Recorded data:
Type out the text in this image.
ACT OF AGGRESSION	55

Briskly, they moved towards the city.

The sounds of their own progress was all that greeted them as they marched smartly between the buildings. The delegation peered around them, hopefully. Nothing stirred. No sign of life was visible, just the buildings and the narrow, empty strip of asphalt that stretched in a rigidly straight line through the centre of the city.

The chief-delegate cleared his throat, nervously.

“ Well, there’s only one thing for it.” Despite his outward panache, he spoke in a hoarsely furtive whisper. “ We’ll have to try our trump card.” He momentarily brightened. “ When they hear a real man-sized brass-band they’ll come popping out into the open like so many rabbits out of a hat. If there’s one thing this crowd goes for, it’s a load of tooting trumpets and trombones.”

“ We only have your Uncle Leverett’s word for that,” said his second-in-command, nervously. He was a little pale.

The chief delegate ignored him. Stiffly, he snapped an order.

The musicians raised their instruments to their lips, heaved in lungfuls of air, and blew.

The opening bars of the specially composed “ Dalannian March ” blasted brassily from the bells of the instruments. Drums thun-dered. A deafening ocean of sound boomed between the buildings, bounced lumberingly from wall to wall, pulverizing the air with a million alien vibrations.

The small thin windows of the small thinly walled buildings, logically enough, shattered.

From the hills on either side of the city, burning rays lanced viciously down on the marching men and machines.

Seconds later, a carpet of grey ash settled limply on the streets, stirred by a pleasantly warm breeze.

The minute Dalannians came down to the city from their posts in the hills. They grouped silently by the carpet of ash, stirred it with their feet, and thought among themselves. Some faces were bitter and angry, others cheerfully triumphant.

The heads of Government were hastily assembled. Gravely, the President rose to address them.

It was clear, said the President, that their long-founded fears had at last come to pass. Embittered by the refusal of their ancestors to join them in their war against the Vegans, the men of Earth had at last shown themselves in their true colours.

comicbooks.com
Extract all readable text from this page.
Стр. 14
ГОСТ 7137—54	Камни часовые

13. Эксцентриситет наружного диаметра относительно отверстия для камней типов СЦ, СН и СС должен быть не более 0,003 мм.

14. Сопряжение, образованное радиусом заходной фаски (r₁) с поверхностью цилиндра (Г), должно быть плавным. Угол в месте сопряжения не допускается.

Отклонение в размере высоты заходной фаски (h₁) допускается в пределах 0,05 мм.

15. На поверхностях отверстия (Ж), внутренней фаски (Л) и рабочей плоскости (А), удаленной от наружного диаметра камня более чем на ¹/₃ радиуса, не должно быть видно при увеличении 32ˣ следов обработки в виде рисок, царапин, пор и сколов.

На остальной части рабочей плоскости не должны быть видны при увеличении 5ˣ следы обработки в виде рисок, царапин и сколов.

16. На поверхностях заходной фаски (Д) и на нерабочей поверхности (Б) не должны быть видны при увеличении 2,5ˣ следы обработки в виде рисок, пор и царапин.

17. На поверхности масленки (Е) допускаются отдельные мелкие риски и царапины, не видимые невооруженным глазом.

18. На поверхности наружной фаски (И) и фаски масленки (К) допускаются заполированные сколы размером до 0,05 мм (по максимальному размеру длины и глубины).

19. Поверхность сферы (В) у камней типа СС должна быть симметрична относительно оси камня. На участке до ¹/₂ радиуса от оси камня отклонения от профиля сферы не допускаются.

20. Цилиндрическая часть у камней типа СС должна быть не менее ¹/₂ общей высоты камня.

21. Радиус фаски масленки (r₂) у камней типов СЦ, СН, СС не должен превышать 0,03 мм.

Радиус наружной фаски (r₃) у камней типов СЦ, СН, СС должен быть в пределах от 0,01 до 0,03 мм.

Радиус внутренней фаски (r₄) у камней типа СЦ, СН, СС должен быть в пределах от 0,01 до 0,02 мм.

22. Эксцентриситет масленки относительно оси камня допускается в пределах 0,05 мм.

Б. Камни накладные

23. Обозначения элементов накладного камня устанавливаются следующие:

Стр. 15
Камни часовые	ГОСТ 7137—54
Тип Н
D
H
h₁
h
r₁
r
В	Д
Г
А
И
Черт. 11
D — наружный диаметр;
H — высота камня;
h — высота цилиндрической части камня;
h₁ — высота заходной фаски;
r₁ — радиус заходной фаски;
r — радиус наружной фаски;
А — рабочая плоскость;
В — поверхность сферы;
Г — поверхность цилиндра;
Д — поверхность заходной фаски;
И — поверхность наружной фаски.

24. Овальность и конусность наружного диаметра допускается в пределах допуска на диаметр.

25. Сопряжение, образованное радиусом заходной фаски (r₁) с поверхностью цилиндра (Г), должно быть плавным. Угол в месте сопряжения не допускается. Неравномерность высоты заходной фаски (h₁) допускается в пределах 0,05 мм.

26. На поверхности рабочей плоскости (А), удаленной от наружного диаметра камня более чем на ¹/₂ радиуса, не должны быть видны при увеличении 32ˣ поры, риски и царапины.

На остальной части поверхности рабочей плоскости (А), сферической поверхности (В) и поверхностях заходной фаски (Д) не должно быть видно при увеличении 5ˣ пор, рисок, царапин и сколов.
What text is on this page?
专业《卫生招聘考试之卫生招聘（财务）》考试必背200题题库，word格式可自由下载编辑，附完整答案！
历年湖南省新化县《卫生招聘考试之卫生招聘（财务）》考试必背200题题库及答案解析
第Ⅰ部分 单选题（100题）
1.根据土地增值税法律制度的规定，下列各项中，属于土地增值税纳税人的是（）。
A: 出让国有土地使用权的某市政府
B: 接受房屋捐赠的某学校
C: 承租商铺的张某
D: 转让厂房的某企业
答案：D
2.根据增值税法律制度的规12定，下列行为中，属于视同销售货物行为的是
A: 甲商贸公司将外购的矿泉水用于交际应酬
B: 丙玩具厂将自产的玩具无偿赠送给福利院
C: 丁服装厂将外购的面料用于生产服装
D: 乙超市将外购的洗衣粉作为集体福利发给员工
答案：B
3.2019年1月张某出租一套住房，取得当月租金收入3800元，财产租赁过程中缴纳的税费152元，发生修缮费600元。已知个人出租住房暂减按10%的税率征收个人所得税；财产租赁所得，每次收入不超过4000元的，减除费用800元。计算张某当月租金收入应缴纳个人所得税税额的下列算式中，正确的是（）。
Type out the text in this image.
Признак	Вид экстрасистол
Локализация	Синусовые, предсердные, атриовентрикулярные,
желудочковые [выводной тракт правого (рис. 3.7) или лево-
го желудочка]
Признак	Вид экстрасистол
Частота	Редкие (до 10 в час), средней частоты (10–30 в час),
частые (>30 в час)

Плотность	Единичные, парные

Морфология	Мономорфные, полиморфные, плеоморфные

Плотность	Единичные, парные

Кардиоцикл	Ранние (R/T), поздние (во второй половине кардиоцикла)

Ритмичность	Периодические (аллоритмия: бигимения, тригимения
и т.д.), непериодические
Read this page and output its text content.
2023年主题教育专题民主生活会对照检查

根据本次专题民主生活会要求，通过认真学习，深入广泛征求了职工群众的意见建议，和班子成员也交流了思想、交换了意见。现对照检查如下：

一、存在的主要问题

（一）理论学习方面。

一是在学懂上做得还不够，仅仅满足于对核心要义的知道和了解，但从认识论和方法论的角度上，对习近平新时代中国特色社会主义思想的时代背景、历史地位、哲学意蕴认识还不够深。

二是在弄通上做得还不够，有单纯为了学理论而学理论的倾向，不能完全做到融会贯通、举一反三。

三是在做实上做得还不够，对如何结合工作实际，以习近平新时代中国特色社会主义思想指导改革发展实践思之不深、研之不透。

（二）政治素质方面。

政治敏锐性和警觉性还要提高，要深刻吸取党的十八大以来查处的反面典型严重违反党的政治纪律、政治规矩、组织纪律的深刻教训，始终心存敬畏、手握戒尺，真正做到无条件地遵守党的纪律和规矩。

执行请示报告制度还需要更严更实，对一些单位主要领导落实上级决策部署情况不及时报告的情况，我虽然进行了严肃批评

Problem requirements: Give the listing again, word for word.

Response to the task:
Type out the text in this image.
ACT OF AGGRESSION	55

Briskly, they moved towards the city.

The sounds of their own progress was all that greeted them as they marched smartly between the buildings. The delegation peered around them, hopefully. Nothing stirred. No sign of life was visible, just the buildings and the narrow, empty strip of asphalt that stretched in a rigidly straight line through the centre of the city.

The chief-delegate cleared his throat, nervously.

“ Well, there’s only one thing for it.” Despite his outward panache, he spoke in a hoarsely furtive whisper. “ We’ll have to try our trump card.” He momentarily brightened. “ When they hear a real man-sized brass-band they’ll come popping out into the open like so many rabbits out of a hat. If there’s one thing this crowd goes for, it’s a load of tooting trumpets and trombones.”

“ We only have your Uncle Leverett’s word for that,” said his second-in-command, nervously. He was a little pale.

The chief delegate ignored him. Stiffly, he snapped an order.

The musicians raised their instruments to their lips, heaved in lungfuls of air, and blew.

The opening bars of the specially composed “ Dalannian March ” blasted brassily from the bells of the instruments. Drums thun-dered. A deafening ocean of sound boomed between the buildings, bounced lumberingly from wall to wall, pulverizing the air with a million alien vibrations.

The small thin windows of the small thinly walled buildings, logically enough, shattered.

From the hills on either side of the city, burning rays lanced viciously down on the marching men and machines.

Seconds later, a carpet of grey ash settled limply on the streets, stirred by a pleasantly warm breeze.

The minute Dalannians came down to the city from their posts in the hills. They grouped silently by the carpet of ash, stirred it with their feet, and thought among themselves. Some faces were bitter and angry, others cheerfully triumphant.

The heads of Government were hastily assembled. Gravely, the President rose to address them.

It was clear, said the President, that their long-founded fears had at last come to pass. Embittered by the refusal of their ancestors to join them in their war against the Vegans, the men of Earth had at last shown themselves in their true colours.

comicbooks.com
Extract all readable text from this page.
Стр. 14
ГОСТ 7137—54	Камни часовые

13. Эксцентриситет наружного диаметра относительно отверстия для камней типов СЦ, СН и СС должен быть не более 0,003 мм.

14. Сопряжение, образованное радиусом заходной фаски (r₁) с поверхностью цилиндра (Г), должно быть плавным. Угол в месте сопряжения не допускается.

Отклонение в размере высоты заходной фаски (h₁) допускается в пределах 0,05 мм.

15. На поверхностях отверстия (Ж), внутренней фаски (Л) и рабочей плоскости (А), удаленной от наружного диаметра камня более чем на ¹/₃ радиуса, не должно быть видно при увеличении 32ˣ следов обработки в виде рисок, царапин, пор и сколов.

На остальной части рабочей плоскости не должны быть видны при увеличении 5ˣ следы обработки в виде рисок, царапин и сколов.

16. На поверхностях заходной фаски (Д) и на нерабочей поверхности (Б) не должны быть видны при увеличении 2,5ˣ следы обработки в виде рисок, пор и царапин.

17. На поверхности масленки (Е) допускаются отдельные мелкие риски и царапины, не видимые невооруженным глазом.

18. На поверхности наружной фаски (И) и фаски масленки (К) допускаются заполированные сколы размером до 0,05 мм (по максимальному размеру длины и глубины).

19. Поверхность сферы (В) у камней типа СС должна быть симметрична относительно оси камня. На участке до ¹/₂ радиуса от оси камня отклонения от профиля сферы не допускаются.

20. Цилиндрическая часть у камней типа СС должна быть не менее ¹/₂ общей высоты камня.

21. Радиус фаски масленки (r₂) у камней типов СЦ, СН, СС не должен превышать 0,03 мм.

Радиус наружной фаски (r₃) у камней типов СЦ, СН, СС должен быть в пределах от 0,01 до 0,03 мм.

Радиус внутренней фаски (r₄) у камней типа СЦ, СН, СС должен быть в пределах от 0,01 до 0,02 мм.

22. Эксцентриситет масленки относительно оси камня допускается в пределах 0,05 мм.

Б. Камни накладные

23. Обозначения элементов накладного камня устанавливаются следующие:

Стр. 15
Камни часовые	ГОСТ 7137—54
Тип Н
D
H
h₁
h
r₁
r
В	Д
Г
А
И
Черт. 11
D — наружный диаметр;
H — высота камня;
h — высота цилиндрической части камня;
h₁ — высота заходной фаски;
r₁ — радиус заходной фаски;
r — радиус наружной фаски;
А — рабочая плоскость;
В — поверхность сферы;
Г — поверхность цилиндра;
Д — поверхность заходной фаски;
И — поверхность наружной фаски.

24. Овальность и конусность наружного диаметра допускается в пределах допуска на диаметр.

25. Сопряжение, образованное радиусом заходной фаски (r₁) с поверхностью цилиндра (Г), должно быть плавным. Угол в месте сопряжения не допускается. Неравномерность высоты заходной фаски (h₁) допускается в пределах 0,05 мм.

26. На поверхности рабочей плоскости (А), удаленной от наружного диаметра камня более чем на ¹/₂ радиуса, не должны быть видны при увеличении 32ˣ поры, риски и царапины.

На остальной части поверхности рабочей плоскости (А), сферической поверхности (В) и поверхностях заходной фаски (Д) не должно быть видно при увеличении 5ˣ пор, рисок, царапин и сколов.
What text is on this page?
专业《卫生招聘考试之卫生招聘（财务）》考试必背200题题库，word格式可自由下载编辑，附完整答案！
历年湖南省新化县《卫生招聘考试之卫生招聘（财务）》考试必背200题题库及答案解析
第Ⅰ部分 单选题（100题）
1.根据土地增值税法律制度的规定，下列各项中，属于土地增值税纳税人的是（）。
A: 出让国有土地使用权的某市政府
B: 接受房屋捐赠的某学校
C: 承租商铺的张某
D: 转让厂房的某企业
答案：D
2.根据增值税法律制度的规12定，下列行为中，属于视同销售货物行为的是
A: 甲商贸公司将外购的矿泉水用于交际应酬
B: 丙玩具厂将自产的玩具无偿赠送给福利院
C: 丁服装厂将外购的面料用于生产服装
D: 乙超市将外购的洗衣粉作为集体福利发给员工
答案：B
3.2019年1月张某出租一套住房，取得当月租金收入3800元，财产租赁过程中缴纳的税费152元，发生修缮费600元。已知个人出租住房暂减按10%的税率征收个人所得税；财产租赁所得，每次收入不超过4000元的，减除费用800元。计算张某当月租金收入应缴纳个人所得税税额的下列算式中，正确的是（）。
Type out the text in this image.
Признак	Вид экстрасистол
Локализация	Синусовые, предсердные, атриовентрикулярные,
желудочковые [выводной тракт правого (рис. 3.7) или лево-
го желудочка]
Признак	Вид экстрасистол
Частота	Редкие (до 10 в час), средней частоты (10–30 в час),
частые (>30 в час)

Плотность	Единичные, парные

Морфология	Мономорфные, полиморфные, плеоморфные

Плотность	Единичные, парные

Кардиоцикл	Ранние (R/T), поздние (во второй половине кардиоцикла)

Ритмичность	Периодические (аллоритмия: бигимения, тригимения
и т.д.), непериодические
Read this page and output its text content.
2023年主题教育专题民主生活会对照检查

根据本次专题民主生活会要求，通过认真学习，深入广泛征求了职工群众的意见建议，和班子成员也交流了思想、交换了意见。现对照检查如下：

一、存在的主要问题

（一）理论学习方面。

一是在学懂上做得还不够，仅仅满足于对核心要义的知道和了解，但从认识论和方法论的角度上，对习近平新时代中国特色社会主义思想的时代背景、历史地位、哲学意蕴认识还不够深。

二是在弄通上做得还不够，有单纯为了学理论而学理论的倾向，不能完全做到融会贯通、举一反三。

三是在做实上做得还不够，对如何结合工作实际，以习近平新时代中国特色社会主义思想指导改革发展实践思之不深、研之不透。

（二）政治素质方面。

政治敏锐性和警觉性还要提高，要深刻吸取党的十八大以来查处的反面典型严重违反党的政治纪律、政治规矩、组织纪律的深刻教训，始终心存敬畏、手握戒尺，真正做到无条件地遵守党的纪律和规矩。

执行请示报告制度还需要更严更实，对一些单位主要领导落实上级决策部署情况不及时报告的情况，我虽然进行了严肃批评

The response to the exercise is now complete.